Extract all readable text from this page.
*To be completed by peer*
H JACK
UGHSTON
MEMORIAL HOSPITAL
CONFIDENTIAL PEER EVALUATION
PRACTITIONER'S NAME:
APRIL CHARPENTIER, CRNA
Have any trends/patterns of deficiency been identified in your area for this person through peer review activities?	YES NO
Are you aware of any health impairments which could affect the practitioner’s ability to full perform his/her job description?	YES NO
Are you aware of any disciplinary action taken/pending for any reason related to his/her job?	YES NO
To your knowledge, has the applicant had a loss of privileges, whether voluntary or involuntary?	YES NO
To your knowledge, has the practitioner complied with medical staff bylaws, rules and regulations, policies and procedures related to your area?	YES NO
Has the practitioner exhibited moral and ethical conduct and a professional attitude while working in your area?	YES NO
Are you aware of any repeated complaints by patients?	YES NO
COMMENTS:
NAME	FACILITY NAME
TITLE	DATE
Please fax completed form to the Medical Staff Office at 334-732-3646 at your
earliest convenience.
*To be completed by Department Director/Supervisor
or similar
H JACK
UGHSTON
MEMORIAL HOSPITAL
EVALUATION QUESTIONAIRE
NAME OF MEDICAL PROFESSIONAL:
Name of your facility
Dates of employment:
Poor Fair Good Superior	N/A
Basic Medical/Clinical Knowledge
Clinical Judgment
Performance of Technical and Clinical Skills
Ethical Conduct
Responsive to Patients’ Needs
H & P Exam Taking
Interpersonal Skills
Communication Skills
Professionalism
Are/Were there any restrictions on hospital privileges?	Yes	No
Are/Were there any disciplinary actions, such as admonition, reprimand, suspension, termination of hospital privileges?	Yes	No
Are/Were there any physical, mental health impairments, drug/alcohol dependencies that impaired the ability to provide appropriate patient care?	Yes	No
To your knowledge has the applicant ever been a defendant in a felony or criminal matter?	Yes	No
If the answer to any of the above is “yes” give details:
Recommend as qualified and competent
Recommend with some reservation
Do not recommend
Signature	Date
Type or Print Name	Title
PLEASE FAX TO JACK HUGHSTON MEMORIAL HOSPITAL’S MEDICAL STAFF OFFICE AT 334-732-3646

● Activity
For this exercise, write out all of the data exactly.

● Answer for the task
Extract all readable text from this page.
*To be completed by peer*
H JACK
UGHSTON
MEMORIAL HOSPITAL
CONFIDENTIAL PEER EVALUATION
PRACTITIONER'S NAME:
APRIL CHARPENTIER, CRNA
Have any trends/patterns of deficiency been identified in your area for this person through peer review activities?	YES NO
Are you aware of any health impairments which could affect the practitioner’s ability to full perform his/her job description?	YES NO
Are you aware of any disciplinary action taken/pending for any reason related to his/her job?	YES NO
To your knowledge, has the applicant had a loss of privileges, whether voluntary or involuntary?	YES NO
To your knowledge, has the practitioner complied with medical staff bylaws, rules and regulations, policies and procedures related to your area?	YES NO
Has the practitioner exhibited moral and ethical conduct and a professional attitude while working in your area?	YES NO
Are you aware of any repeated complaints by patients?	YES NO
COMMENTS:
NAME	FACILITY NAME
TITLE	DATE
Please fax completed form to the Medical Staff Office at 334-732-3646 at your
earliest convenience.
*To be completed by Department Director/Supervisor
or similar
H JACK
UGHSTON
MEMORIAL HOSPITAL
EVALUATION QUESTIONAIRE
NAME OF MEDICAL PROFESSIONAL:
Name of your facility
Dates of employment:
Poor Fair Good Superior	N/A
Basic Medical/Clinical Knowledge
Clinical Judgment
Performance of Technical and Clinical Skills
Ethical Conduct
Responsive to Patients’ Needs
H & P Exam Taking
Interpersonal Skills
Communication Skills
Professionalism
Are/Were there any restrictions on hospital privileges?	Yes	No
Are/Were there any disciplinary actions, such as admonition, reprimand, suspension, termination of hospital privileges?	Yes	No
Are/Were there any physical, mental health impairments, drug/alcohol dependencies that impaired the ability to provide appropriate patient care?	Yes	No
To your knowledge has the applicant ever been a defendant in a felony or criminal matter?	Yes	No
If the answer to any of the above is “yes” give details:
Recommend as qualified and competent
Recommend with some reservation
Do not recommend
Signature	Date
Type or Print Name	Title
PLEASE FAX TO JACK HUGHSTON MEMORIAL HOSPITAL’S MEDICAL STAFF OFFICE AT 334-732-3646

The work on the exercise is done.